[Short task] In the listing below, locate the lines bearing the word "title". Copy every one of them.

[Provided information]

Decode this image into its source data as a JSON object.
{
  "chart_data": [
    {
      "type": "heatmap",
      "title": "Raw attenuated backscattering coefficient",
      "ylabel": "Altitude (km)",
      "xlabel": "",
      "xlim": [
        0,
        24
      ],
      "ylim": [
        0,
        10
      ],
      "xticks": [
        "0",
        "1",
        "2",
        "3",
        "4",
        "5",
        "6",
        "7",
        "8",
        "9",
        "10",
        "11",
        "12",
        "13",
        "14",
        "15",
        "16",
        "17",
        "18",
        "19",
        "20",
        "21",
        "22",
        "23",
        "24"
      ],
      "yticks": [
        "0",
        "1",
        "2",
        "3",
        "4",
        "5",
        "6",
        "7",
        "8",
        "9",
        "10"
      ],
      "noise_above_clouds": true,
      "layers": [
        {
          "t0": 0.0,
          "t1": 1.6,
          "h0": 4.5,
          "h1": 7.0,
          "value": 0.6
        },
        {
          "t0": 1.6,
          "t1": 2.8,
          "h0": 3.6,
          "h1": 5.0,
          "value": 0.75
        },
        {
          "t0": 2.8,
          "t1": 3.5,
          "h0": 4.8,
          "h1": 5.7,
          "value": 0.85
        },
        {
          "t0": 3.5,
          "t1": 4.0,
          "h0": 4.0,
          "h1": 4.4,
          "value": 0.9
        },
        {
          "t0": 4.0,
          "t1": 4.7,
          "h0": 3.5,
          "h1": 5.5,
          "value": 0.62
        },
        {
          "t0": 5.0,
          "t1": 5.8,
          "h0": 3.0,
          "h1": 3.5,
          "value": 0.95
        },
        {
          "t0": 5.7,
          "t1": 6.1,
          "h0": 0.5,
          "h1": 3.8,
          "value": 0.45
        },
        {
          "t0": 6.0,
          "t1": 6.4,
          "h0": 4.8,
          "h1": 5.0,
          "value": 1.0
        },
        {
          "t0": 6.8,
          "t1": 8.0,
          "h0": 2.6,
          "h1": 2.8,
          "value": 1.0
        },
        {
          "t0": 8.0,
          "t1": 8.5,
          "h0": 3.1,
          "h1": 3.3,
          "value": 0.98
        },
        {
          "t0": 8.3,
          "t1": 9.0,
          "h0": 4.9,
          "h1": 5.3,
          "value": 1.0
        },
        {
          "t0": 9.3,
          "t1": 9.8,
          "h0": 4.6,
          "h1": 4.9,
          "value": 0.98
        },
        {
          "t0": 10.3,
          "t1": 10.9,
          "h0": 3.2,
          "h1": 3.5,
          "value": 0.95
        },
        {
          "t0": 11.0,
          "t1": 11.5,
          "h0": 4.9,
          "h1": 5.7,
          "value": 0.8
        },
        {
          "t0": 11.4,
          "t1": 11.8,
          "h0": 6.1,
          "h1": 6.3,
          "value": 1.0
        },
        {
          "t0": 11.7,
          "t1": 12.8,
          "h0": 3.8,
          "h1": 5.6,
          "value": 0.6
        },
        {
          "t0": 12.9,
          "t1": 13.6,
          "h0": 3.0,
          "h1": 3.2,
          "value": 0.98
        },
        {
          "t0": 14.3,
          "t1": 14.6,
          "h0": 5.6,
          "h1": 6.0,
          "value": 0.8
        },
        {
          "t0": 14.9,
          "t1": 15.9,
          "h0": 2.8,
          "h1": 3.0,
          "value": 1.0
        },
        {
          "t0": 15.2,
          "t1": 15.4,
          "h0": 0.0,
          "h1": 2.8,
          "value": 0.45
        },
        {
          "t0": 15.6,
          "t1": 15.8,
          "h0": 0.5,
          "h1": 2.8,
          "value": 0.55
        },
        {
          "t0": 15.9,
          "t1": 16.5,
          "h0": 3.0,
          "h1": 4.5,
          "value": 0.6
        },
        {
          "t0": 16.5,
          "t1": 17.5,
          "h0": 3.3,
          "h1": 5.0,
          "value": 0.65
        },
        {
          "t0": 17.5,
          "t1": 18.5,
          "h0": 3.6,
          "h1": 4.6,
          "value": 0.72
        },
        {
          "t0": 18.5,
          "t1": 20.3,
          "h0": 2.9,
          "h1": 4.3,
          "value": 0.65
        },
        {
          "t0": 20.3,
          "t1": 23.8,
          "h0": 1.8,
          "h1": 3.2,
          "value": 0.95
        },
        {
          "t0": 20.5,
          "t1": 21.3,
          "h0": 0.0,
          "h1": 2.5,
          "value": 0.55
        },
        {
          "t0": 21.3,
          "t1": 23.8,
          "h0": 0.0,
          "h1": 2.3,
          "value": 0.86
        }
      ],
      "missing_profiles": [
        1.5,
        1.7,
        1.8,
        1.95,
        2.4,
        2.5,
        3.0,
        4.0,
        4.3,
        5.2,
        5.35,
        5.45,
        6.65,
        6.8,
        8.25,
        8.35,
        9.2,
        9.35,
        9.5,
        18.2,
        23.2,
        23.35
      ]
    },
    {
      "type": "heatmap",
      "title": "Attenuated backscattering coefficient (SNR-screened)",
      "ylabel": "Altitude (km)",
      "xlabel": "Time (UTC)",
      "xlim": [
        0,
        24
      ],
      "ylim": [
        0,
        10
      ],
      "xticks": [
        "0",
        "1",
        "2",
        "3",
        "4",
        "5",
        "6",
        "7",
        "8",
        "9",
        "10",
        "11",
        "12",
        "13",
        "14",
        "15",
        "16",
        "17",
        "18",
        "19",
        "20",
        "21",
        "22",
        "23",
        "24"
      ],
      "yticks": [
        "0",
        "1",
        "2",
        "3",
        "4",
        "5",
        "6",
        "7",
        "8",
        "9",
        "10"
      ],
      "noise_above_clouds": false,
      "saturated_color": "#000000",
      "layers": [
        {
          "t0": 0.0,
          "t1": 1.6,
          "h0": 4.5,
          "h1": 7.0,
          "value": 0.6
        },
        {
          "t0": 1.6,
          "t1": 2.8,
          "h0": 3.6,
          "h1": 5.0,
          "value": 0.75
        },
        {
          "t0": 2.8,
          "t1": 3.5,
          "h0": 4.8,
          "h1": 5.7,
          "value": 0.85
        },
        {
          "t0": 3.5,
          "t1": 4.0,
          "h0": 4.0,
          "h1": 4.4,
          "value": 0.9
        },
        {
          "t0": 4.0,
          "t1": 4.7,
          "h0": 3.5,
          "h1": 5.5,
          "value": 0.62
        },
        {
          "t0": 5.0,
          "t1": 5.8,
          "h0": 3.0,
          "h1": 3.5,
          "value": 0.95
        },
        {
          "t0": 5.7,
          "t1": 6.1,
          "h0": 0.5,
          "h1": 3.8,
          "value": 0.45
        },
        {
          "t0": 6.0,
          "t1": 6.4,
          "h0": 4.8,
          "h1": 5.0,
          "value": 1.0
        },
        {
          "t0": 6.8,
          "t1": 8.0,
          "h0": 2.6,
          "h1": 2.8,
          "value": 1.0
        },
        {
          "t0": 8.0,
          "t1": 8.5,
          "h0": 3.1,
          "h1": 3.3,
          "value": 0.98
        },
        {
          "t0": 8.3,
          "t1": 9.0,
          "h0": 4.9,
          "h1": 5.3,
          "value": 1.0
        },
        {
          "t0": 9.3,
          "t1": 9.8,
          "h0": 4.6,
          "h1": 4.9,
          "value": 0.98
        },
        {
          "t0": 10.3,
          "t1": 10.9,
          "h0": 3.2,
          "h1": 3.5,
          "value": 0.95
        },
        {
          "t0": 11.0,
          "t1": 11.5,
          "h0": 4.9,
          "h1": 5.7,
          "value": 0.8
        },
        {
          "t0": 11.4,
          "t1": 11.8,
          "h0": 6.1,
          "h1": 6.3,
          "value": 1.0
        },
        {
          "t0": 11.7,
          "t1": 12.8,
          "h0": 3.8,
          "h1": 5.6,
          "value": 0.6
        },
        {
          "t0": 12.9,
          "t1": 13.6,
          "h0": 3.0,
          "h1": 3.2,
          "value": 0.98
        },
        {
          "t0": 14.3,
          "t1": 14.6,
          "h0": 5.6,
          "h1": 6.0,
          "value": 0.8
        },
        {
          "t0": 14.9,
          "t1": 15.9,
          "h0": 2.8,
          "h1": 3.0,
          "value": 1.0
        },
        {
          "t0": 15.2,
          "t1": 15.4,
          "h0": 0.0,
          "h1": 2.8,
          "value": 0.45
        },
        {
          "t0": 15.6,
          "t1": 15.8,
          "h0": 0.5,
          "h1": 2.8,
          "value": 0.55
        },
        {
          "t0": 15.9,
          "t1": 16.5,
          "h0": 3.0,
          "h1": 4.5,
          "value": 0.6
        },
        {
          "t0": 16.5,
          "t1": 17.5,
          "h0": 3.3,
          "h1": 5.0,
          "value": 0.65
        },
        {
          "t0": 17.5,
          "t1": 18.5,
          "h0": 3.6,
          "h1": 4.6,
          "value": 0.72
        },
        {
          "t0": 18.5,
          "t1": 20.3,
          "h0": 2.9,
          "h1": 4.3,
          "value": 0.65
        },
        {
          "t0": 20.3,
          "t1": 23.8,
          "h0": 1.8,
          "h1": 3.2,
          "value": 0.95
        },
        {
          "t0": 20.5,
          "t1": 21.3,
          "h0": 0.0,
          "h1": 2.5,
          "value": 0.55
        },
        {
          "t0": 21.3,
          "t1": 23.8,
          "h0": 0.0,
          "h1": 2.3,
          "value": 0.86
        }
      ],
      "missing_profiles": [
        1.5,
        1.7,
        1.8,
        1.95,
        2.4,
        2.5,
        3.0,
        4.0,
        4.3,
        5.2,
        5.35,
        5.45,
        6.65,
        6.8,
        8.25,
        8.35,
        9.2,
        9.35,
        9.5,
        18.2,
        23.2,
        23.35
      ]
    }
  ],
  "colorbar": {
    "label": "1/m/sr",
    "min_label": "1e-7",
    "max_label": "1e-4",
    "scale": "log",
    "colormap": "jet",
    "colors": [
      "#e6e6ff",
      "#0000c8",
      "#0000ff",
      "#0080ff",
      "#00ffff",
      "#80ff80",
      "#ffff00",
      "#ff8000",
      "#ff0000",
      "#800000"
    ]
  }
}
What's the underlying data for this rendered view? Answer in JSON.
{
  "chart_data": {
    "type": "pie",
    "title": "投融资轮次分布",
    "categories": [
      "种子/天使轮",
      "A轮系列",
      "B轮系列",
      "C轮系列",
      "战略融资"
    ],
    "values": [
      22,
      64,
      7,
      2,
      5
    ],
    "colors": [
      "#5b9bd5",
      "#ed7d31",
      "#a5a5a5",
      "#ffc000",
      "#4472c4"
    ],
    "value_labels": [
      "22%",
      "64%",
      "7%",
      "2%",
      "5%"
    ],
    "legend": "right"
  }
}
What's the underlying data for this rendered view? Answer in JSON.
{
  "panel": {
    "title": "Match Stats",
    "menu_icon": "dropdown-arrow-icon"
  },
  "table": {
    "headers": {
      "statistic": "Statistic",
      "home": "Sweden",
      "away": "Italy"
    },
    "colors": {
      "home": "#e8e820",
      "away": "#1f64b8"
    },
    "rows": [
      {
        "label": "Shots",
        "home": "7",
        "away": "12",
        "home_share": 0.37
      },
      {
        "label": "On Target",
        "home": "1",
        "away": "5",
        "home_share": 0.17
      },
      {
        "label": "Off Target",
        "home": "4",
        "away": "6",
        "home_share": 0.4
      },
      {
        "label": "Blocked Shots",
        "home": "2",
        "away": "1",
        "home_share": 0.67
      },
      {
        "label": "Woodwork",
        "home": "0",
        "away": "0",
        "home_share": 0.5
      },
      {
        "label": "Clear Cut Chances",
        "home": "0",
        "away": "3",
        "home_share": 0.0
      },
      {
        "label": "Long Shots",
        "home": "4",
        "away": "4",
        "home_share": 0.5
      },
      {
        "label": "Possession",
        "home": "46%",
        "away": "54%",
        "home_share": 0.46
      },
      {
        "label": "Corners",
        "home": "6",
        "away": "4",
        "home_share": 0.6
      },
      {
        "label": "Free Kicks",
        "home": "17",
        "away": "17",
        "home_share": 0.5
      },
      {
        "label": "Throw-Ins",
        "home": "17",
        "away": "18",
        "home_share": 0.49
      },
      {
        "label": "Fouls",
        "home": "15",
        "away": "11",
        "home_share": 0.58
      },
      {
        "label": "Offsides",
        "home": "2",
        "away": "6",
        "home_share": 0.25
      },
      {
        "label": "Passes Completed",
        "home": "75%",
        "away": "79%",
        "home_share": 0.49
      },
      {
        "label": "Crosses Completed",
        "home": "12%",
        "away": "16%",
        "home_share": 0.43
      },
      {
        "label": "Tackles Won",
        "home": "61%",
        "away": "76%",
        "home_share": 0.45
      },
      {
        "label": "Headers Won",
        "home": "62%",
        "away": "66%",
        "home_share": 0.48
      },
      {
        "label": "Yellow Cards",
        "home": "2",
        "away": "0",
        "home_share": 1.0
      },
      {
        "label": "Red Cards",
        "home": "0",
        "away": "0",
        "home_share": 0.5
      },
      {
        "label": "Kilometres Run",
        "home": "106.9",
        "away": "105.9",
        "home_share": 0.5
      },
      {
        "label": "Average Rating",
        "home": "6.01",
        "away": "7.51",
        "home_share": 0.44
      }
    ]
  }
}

[Task solution]
      "title": "Raw attenuated backscattering coefficient",
      "title": "Attenuated backscattering coefficient (SNR-screened)",
    "title": "投融资轮次分布",
    "title": "Match Stats",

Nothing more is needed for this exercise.